Data for this exercise:

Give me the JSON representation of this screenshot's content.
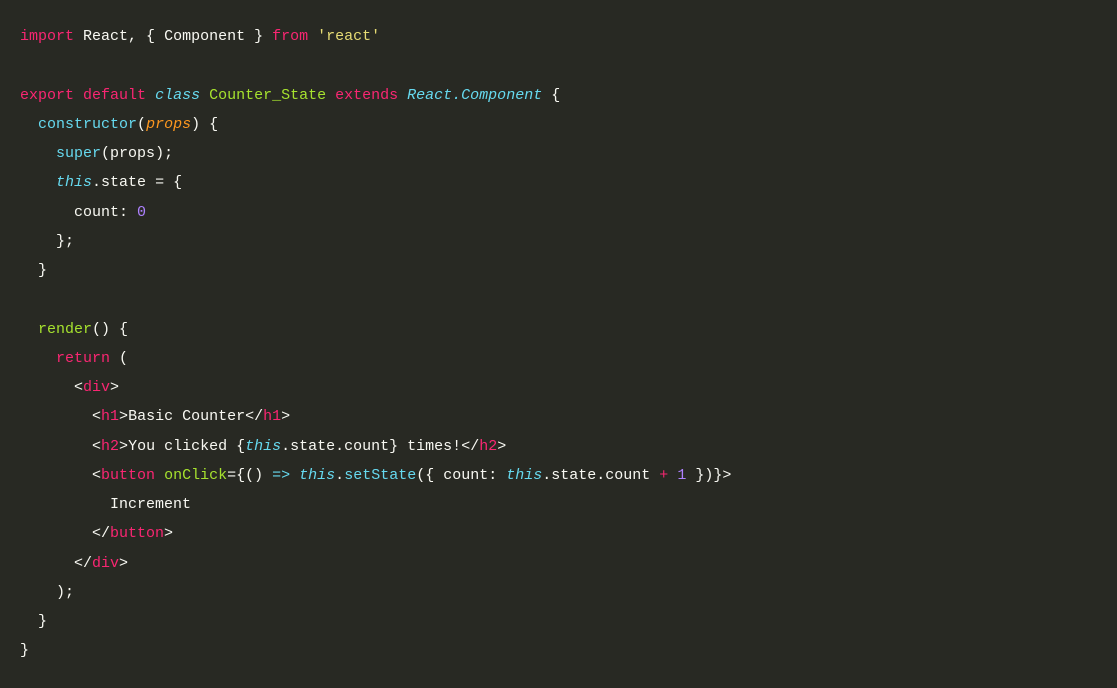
{
  "code": {
    "line1": {
      "import": "import",
      "react": "React",
      "comma": ", { ",
      "component": "Component",
      "close": " } ",
      "from": "from",
      "space": " ",
      "module": "'react'"
    },
    "line3": {
      "export": "export",
      "default": "default",
      "class": "class",
      "className": "Counter_State",
      "extends": "extends",
      "reactComp": "React.Component",
      "brace": " {"
    },
    "line4": {
      "constructor": "constructor",
      "params": "(",
      "props": "props",
      "close": ") {"
    },
    "line5": {
      "super": "super",
      "open": "(",
      "props": "props",
      "close": ");"
    },
    "line6": {
      "this": "this",
      "dot": ".",
      "state": "state",
      "equals": " = {"
    },
    "line7": {
      "count": "count",
      "colon": ": ",
      "zero": "0"
    },
    "line8": {
      "close": "};"
    },
    "line9": {
      "close": "}"
    },
    "line11": {
      "render": "render",
      "parens": "() {"
    },
    "line12": {
      "return": "return",
      "open": " ("
    },
    "line13": {
      "open": "<",
      "div": "div",
      "close": ">"
    },
    "line14": {
      "open1": "<",
      "h1": "h1",
      "close1": ">",
      "text": "Basic Counter",
      "open2": "</",
      "h1b": "h1",
      "close2": ">"
    },
    "line15": {
      "open1": "<",
      "h2": "h2",
      "close1": ">",
      "text1": "You clicked ",
      "braceOpen": "{",
      "this": "this",
      "dotState": ".state.count",
      "braceClose": "}",
      "text2": " times!",
      "open2": "</",
      "h2b": "h2",
      "close2": ">"
    },
    "line16": {
      "open1": "<",
      "button": "button",
      "space": " ",
      "onClick": "onClick",
      "equals": "=",
      "braceOpen": "{",
      "arrow": "() ",
      "arrowOp": "=>",
      "space2": " ",
      "this": "this",
      "dot": ".",
      "setState": "setState",
      "parenOpen": "({ ",
      "count": "count",
      "colon": ": ",
      "this2": "this",
      "dotState": ".state.count ",
      "plus": "+",
      "space3": " ",
      "one": "1",
      "close": " })}",
      "tagClose": ">"
    },
    "line17": {
      "text": "Increment"
    },
    "line18": {
      "open": "</",
      "button": "button",
      "close": ">"
    },
    "line19": {
      "open": "</",
      "div": "div",
      "close": ">"
    },
    "line20": {
      "close": ");"
    },
    "line21": {
      "close": "}"
    },
    "line22": {
      "close": "}"
    }
  }
}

Exercise requirements:
Across the material above, count every line holding "Component" and write down only the number.

Answer below:
2